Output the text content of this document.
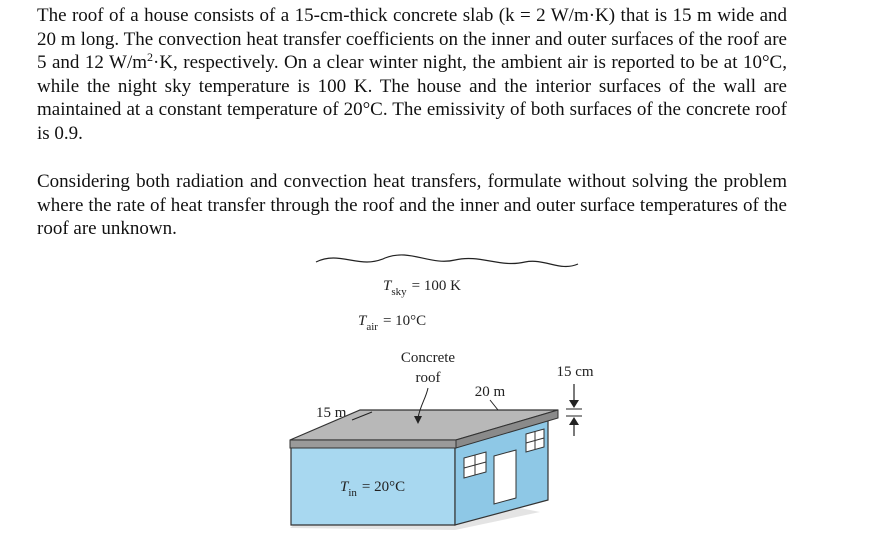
The roof of a house consists of a 15-cm-thick concrete slab (k = 2 W/m·K) that is 15 m wide and 20 m long. The convection heat transfer coefficients on the inner and outer surfaces of the roof are 5 and 12 $W/m^2\cdot K$, respectively. On a clear winter night, the ambient air is reported to be at 10°C, while the night sky temperature is 100 K. The house and the interior surfaces of the wall are maintained at a constant temperature of 20°C. The emissivity of both surfaces of the concrete roof is 0.9.

Considering both radiation and convection heat transfers, formulate without solving the problem where the rate of heat transfer through the roof and the inner and outer surface temperatures of the roof are unknown.

$T_{sky} = 100$ K
$T_{air} = 10^\circ C$
Concrete
roof
20 m
15 m
15 cm
$T_{in} = 20^\circ C$
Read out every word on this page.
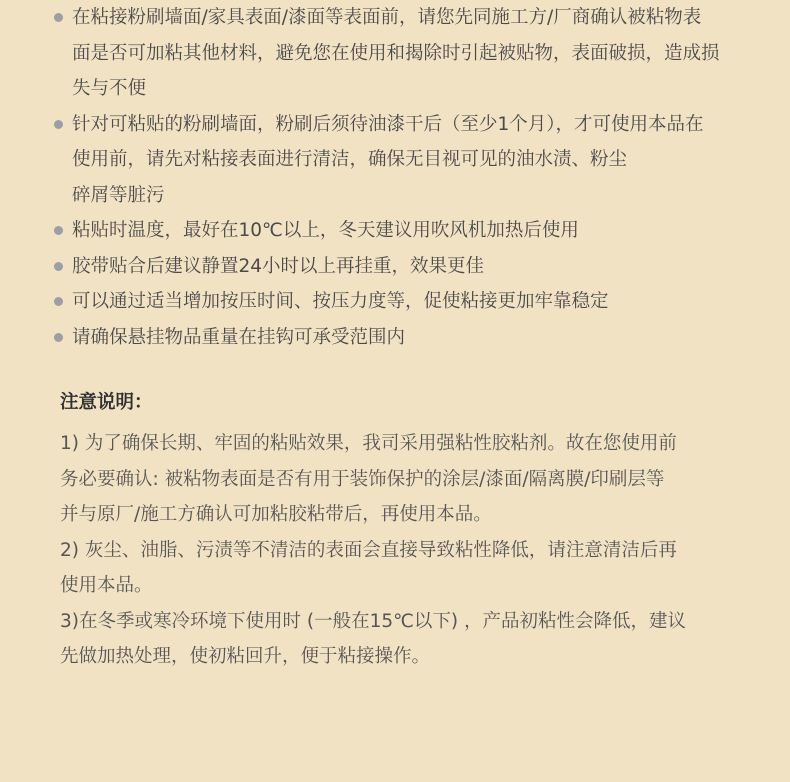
在粘接粉刷墙面/家具表面/漆面等表面前，请您先同施工方/厂商确认被粘物表
面是否可加粘其他材料，避免您在使用和揭除时引起被贴物，表面破损，造成损
失与不便
针对可粘贴的粉刷墙面，粉刷后须待油漆干后（至少1个月），才可使用本品在
使用前，请先对粘接表面进行清洁，确保无目视可见的油水渍、粉尘
碎屑等脏污
粘贴时温度，最好在10℃以上，冬天建议用吹风机加热后使用
胶带贴合后建议静置24小时以上再挂重，效果更佳
可以通过适当增加按压时间、按压力度等，促使粘接更加牢靠稳定
请确保悬挂物品重量在挂钩可承受范围内
注意说明：
1) 为了确保长期、牢固的粘贴效果，我司采用强粘性胶粘剂。故在您使用前
务必要确认: 被粘物表面是否有用于装饰保护的涂层/漆面/隔离膜/印刷层等
并与原厂/施工方确认可加粘胶粘带后，再使用本品。
2) 灰尘、油脂、污渍等不清洁的表面会直接导致粘性降低，请注意清洁后再
使用本品。
3)在冬季或寒冷环境下使用时 (一般在15℃以下) ，产品初粘性会降低，建议
先做加热处理，使初粘回升，便于粘接操作。
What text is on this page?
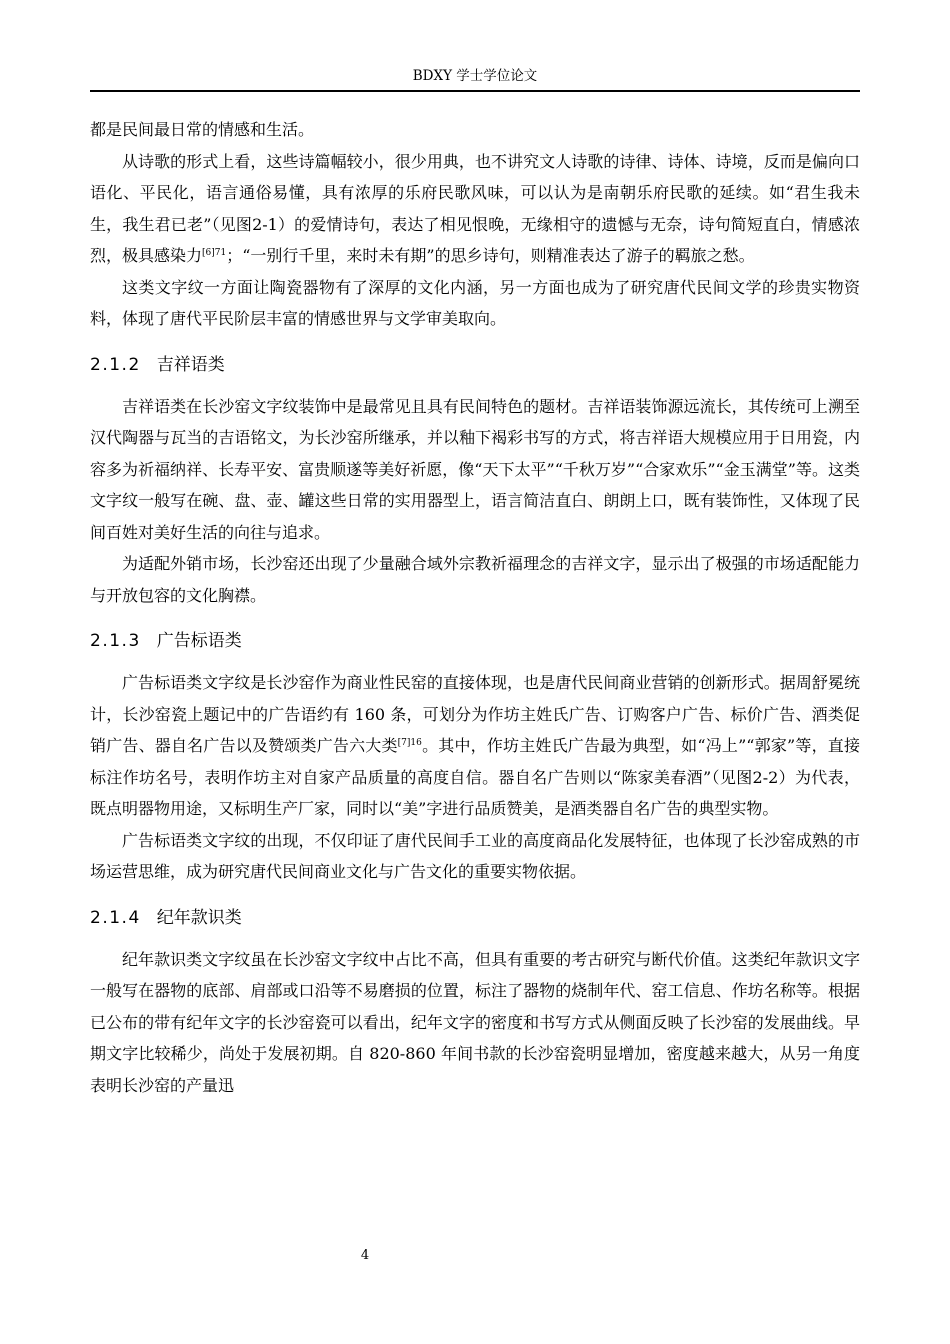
BDXY 学士学位论文

都是民间最日常的情感和生活。

从诗歌的形式上看，这些诗篇幅较小，很少用典，也不讲究文人诗歌的诗律、诗体、诗境，反而是偏向口语化、平民化，语言通俗易懂，具有浓厚的乐府民歌风味，可以认为是南朝乐府民歌的延续。如“君生我未生，我生君已老”（见图2-1）的爱情诗句，表达了相见恨晚，无缘相守的遗憾与无奈，诗句简短直白，情感浓烈，极具感染力$^{[6]71}$；“一别行千里，来时未有期”的思乡诗句，则精准表达了游子的羁旅之愁。

这类文字纹一方面让陶瓷器物有了深厚的文化内涵，另一方面也成为了研究唐代民间文学的珍贵实物资料，体现了唐代平民阶层丰富的情感世界与文学审美取向。

2.1.2 吉祥语类

吉祥语类在长沙窑文字纹装饰中是最常见且具有民间特色的题材。吉祥语装饰源远流长，其传统可上溯至汉代陶器与瓦当的吉语铭文，为长沙窑所继承，并以釉下褐彩书写的方式，将吉祥语大规模应用于日用瓷，内容多为祈福纳祥、长寿平安、富贵顺遂等美好祈愿，像“天下太平”“千秋万岁”“合家欢乐”“金玉满堂”等。这类文字纹一般写在碗、盘、壶、罐这些日常的实用器型上，语言简洁直白、朗朗上口，既有装饰性，又体现了民间百姓对美好生活的向往与追求。

为适配外销市场，长沙窑还出现了少量融合域外宗教祈福理念的吉祥文字，显示出了极强的市场适配能力与开放包容的文化胸襟。

2.1.3 广告标语类

广告标语类文字纹是长沙窑作为商业性民窑的直接体现，也是唐代民间商业营销的创新形式。据周舒冕统计，长沙窑瓷上题记中的广告语约有 160 条，可划分为作坊主姓氏广告、订购客户广告、标价广告、酒类促销广告、器自名广告以及赞颂类广告六大类$^{[7]16}$。其中，作坊主姓氏广告最为典型，如“冯上”“郭家”等，直接标注作坊名号，表明作坊主对自家产品质量的高度自信。器自名广告则以“陈家美春酒”（见图2-2）为代表，既点明器物用途，又标明生产厂家，同时以“美”字进行品质赞美，是酒类器自名广告的典型实物。

广告标语类文字纹的出现，不仅印证了唐代民间手工业的高度商品化发展特征，也体现了长沙窑成熟的市场运营思维，成为研究唐代民间商业文化与广告文化的重要实物依据。

2.1.4 纪年款识类

纪年款识类文字纹虽在长沙窑文字纹中占比不高，但具有重要的考古研究与断代价值。这类纪年款识文字一般写在器物的底部、肩部或口沿等不易磨损的位置，标注了器物的烧制年代、窑工信息、作坊名称等。根据已公布的带有纪年文字的长沙窑瓷可以看出，纪年文字的密度和书写方式从侧面反映了长沙窑的发展曲线。早期文字比较稀少，尚处于发展初期。自 820-860 年间书款的长沙窑瓷明显增加，密度越来越大，从另一角度表明长沙窑的产量迅

4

Problem: Your copy should match the entries exactly, minus the pictures.

Answer to this problem:
Output the text content of this document.
The roof of a house consists of a 15-cm-thick concrete slab (k = 2 W/m·K) that is 15 m wide and 20 m long. The convection heat transfer coefficients on the inner and outer surfaces of the roof are 5 and 12 $W/m^2\cdot K$, respectively. On a clear winter night, the ambient air is reported to be at 10°C, while the night sky temperature is 100 K. The house and the interior surfaces of the wall are maintained at a constant temperature of 20°C. The emissivity of both surfaces of the concrete roof is 0.9.

Considering both radiation and convection heat transfers, formulate without solving the problem where the rate of heat transfer through the roof and the inner and outer surface temperatures of the roof are unknown.

$T_{sky} = 100$ K
$T_{air} = 10^\circ C$
Concrete
roof
20 m
15 m
15 cm
$T_{in} = 20^\circ C$
Read out every word on this page.
在粘接粉刷墙面/家具表面/漆面等表面前，请您先同施工方/厂商确认被粘物表
面是否可加粘其他材料，避免您在使用和揭除时引起被贴物，表面破损，造成损
失与不便
针对可粘贴的粉刷墙面，粉刷后须待油漆干后（至少1个月），才可使用本品在
使用前，请先对粘接表面进行清洁，确保无目视可见的油水渍、粉尘
碎屑等脏污
粘贴时温度，最好在10℃以上，冬天建议用吹风机加热后使用
胶带贴合后建议静置24小时以上再挂重，效果更佳
可以通过适当增加按压时间、按压力度等，促使粘接更加牢靠稳定
请确保悬挂物品重量在挂钩可承受范围内
注意说明：
1) 为了确保长期、牢固的粘贴效果，我司采用强粘性胶粘剂。故在您使用前
务必要确认: 被粘物表面是否有用于装饰保护的涂层/漆面/隔离膜/印刷层等
并与原厂/施工方确认可加粘胶粘带后，再使用本品。
2) 灰尘、油脂、污渍等不清洁的表面会直接导致粘性降低，请注意清洁后再
使用本品。
3)在冬季或寒冷环境下使用时 (一般在15℃以下) ，产品初粘性会降低，建议
先做加热处理，使初粘回升，便于粘接操作。
What text is on this page?
BDXY 学士学位论文

都是民间最日常的情感和生活。

从诗歌的形式上看，这些诗篇幅较小，很少用典，也不讲究文人诗歌的诗律、诗体、诗境，反而是偏向口语化、平民化，语言通俗易懂，具有浓厚的乐府民歌风味，可以认为是南朝乐府民歌的延续。如“君生我未生，我生君已老”（见图2-1）的爱情诗句，表达了相见恨晚，无缘相守的遗憾与无奈，诗句简短直白，情感浓烈，极具感染力$^{[6]71}$；“一别行千里，来时未有期”的思乡诗句，则精准表达了游子的羁旅之愁。

这类文字纹一方面让陶瓷器物有了深厚的文化内涵，另一方面也成为了研究唐代民间文学的珍贵实物资料，体现了唐代平民阶层丰富的情感世界与文学审美取向。

2.1.2 吉祥语类

吉祥语类在长沙窑文字纹装饰中是最常见且具有民间特色的题材。吉祥语装饰源远流长，其传统可上溯至汉代陶器与瓦当的吉语铭文，为长沙窑所继承，并以釉下褐彩书写的方式，将吉祥语大规模应用于日用瓷，内容多为祈福纳祥、长寿平安、富贵顺遂等美好祈愿，像“天下太平”“千秋万岁”“合家欢乐”“金玉满堂”等。这类文字纹一般写在碗、盘、壶、罐这些日常的实用器型上，语言简洁直白、朗朗上口，既有装饰性，又体现了民间百姓对美好生活的向往与追求。

为适配外销市场，长沙窑还出现了少量融合域外宗教祈福理念的吉祥文字，显示出了极强的市场适配能力与开放包容的文化胸襟。

2.1.3 广告标语类

广告标语类文字纹是长沙窑作为商业性民窑的直接体现，也是唐代民间商业营销的创新形式。据周舒冕统计，长沙窑瓷上题记中的广告语约有 160 条，可划分为作坊主姓氏广告、订购客户广告、标价广告、酒类促销广告、器自名广告以及赞颂类广告六大类$^{[7]16}$。其中，作坊主姓氏广告最为典型，如“冯上”“郭家”等，直接标注作坊名号，表明作坊主对自家产品质量的高度自信。器自名广告则以“陈家美春酒”（见图2-2）为代表，既点明器物用途，又标明生产厂家，同时以“美”字进行品质赞美，是酒类器自名广告的典型实物。

广告标语类文字纹的出现，不仅印证了唐代民间手工业的高度商品化发展特征，也体现了长沙窑成熟的市场运营思维，成为研究唐代民间商业文化与广告文化的重要实物依据。

2.1.4 纪年款识类

纪年款识类文字纹虽在长沙窑文字纹中占比不高，但具有重要的考古研究与断代价值。这类纪年款识文字一般写在器物的底部、肩部或口沿等不易磨损的位置，标注了器物的烧制年代、窑工信息、作坊名称等。根据已公布的带有纪年文字的长沙窑瓷可以看出，纪年文字的密度和书写方式从侧面反映了长沙窑的发展曲线。早期文字比较稀少，尚处于发展初期。自 820-860 年间书款的长沙窑瓷明显增加，密度越来越大，从另一角度表明长沙窑的产量迅

4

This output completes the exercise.